**Quoted passage**

The College of Pharmacy discussed the PhD dissertation entitled “Flunarizine Loaded Spanlastic as Potential Nose to Brain In-Situ Gel: Preparation and Invitro/Invivo Study” by the student Mahmood A. Haiss and the supervisor, Professor Dr. Shaimaa N. Abdulhammid, at the Pharmaceutics Department.
The study aimed to design, optimize, and evaluate flexible nanovesicles loaded with flunarizine (FNZ) using a systematic framework based on the Quality by Design approach. Multiple analytical tools were integrated, including Ishikawa cause-and-effect analysis, Plackett–Burman design, and response surface methodology, with the objective of enhancing brain targeting and improving the bioavailability of flunarizine via intranasal administration.
The study included the use of an Ishikawa (fishbone) diagram to identify potential risk factors that may influence the critical quality attributes of FNZ-loaded nanovesicles (FNZ-SNVs). A Plackett–Burman experimental design was applied to evaluate the effects of eight formulation and process variables, which influence vesicle size, zeta potential, vesicle deformability, and encapsulation efficiency. Based on Pareto chart analysis, three critical factors were identified: the type of vesicle-forming component (Span 60), the type of edge activator (Tween 60), and ultrasonication duration. These factors were further optimized at three levels using formulation design to minimize vesicle size and enhance both encapsulation efficiency and vesicle deformability of FNZ-SNVs.

**Data supplied**
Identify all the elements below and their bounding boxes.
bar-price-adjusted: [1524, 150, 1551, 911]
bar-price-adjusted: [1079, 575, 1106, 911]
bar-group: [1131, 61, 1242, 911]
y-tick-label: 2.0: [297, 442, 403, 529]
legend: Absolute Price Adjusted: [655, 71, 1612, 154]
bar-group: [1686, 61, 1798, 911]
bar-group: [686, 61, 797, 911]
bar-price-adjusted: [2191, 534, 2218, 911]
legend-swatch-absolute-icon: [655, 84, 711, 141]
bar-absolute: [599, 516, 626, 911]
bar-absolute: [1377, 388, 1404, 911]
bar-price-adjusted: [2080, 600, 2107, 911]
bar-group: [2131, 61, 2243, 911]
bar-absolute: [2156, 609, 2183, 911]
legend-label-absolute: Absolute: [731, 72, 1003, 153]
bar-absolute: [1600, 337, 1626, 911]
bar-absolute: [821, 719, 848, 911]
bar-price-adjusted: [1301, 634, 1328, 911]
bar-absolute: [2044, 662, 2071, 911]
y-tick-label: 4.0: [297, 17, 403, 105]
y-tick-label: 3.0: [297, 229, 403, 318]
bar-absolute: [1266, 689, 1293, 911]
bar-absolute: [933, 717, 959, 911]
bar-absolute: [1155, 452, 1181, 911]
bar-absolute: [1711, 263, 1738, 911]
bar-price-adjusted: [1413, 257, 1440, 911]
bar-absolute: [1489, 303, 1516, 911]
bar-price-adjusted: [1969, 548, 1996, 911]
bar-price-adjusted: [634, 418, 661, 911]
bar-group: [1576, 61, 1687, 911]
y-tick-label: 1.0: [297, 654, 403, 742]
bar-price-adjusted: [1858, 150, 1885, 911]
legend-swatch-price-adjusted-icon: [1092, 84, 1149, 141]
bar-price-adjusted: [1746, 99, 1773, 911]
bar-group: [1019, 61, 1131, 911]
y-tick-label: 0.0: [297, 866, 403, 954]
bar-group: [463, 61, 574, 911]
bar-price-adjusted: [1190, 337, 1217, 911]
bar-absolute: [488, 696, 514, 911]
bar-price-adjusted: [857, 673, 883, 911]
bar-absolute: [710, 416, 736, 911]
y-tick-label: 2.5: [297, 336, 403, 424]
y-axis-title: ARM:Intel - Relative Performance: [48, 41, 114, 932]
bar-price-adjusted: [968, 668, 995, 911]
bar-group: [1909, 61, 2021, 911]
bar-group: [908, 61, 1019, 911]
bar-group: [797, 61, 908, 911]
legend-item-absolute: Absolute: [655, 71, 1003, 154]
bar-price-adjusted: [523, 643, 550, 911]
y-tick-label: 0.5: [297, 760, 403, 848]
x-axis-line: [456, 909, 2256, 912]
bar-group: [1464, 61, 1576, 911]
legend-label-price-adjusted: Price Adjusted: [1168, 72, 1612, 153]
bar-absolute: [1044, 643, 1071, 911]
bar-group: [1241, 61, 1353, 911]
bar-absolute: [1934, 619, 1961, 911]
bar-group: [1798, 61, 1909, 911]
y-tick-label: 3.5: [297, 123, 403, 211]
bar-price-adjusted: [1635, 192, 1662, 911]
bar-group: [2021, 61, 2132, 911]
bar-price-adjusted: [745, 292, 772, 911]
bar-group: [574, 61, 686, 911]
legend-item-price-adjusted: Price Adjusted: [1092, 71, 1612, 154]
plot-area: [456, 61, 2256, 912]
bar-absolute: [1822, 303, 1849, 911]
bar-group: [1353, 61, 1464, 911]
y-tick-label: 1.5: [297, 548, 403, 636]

**Check your understanding**
a - Restate the part of the flunarizine dissertation summary word for word, beginning at "The College of" and stopping after "the Pharmaceutics Department.".
b - Carry on writing the flunarizine dissertation summary from the point where it now stops.

**Solved problems**
a -
The College of Pharmacy discussed the PhD dissertation entitled “Flunarizine Loaded Spanlastic as Potential Nose to Brain In-Situ Gel: Preparation and Invitro/Invivo Study” by the student Mahmood A. Haiss and the supervisor, Professor Dr. Shaimaa N. Abdulhammid, at the Pharmaceutics Department.

b -
The results showed that the optimized FNZ-SNVs formulation, composed of Span 60 and Tween 60 in a ratio of 7:3 and subjected to ultrasonication for 3 minutes, demonstrated superior physicochemical properties. The vesicle size was 95.53 nm, entrapment efficiency reached 84.38%, relative deformability was 15.71, and dissolution efficiency was 90.2%. Subsequently, the optimized formulation was incorporated into an in-situ gel (IG) and further evaluated in vivo. The results revealed that intranasal delivery of FNZ-SIG achieved significantly higher brain targeting compared to intravenous FNZ solution, with a remarkably high drug targeting index (DTI) of 2.52 and drug targeting efficiency (DTE%) of 252.3%.
The study recommends the adoption of the Quality by Design (QbD) approach as an effective strategy for developing advanced brain-targeted drug delivery systems, particularly via the intranasal route. Furthermore, the findings support the use of flexible nanovesicles as promising carriers to enhance bioavailability and improve central nervous system targeting, paving the way for more efficient and safer future therapeutic applications.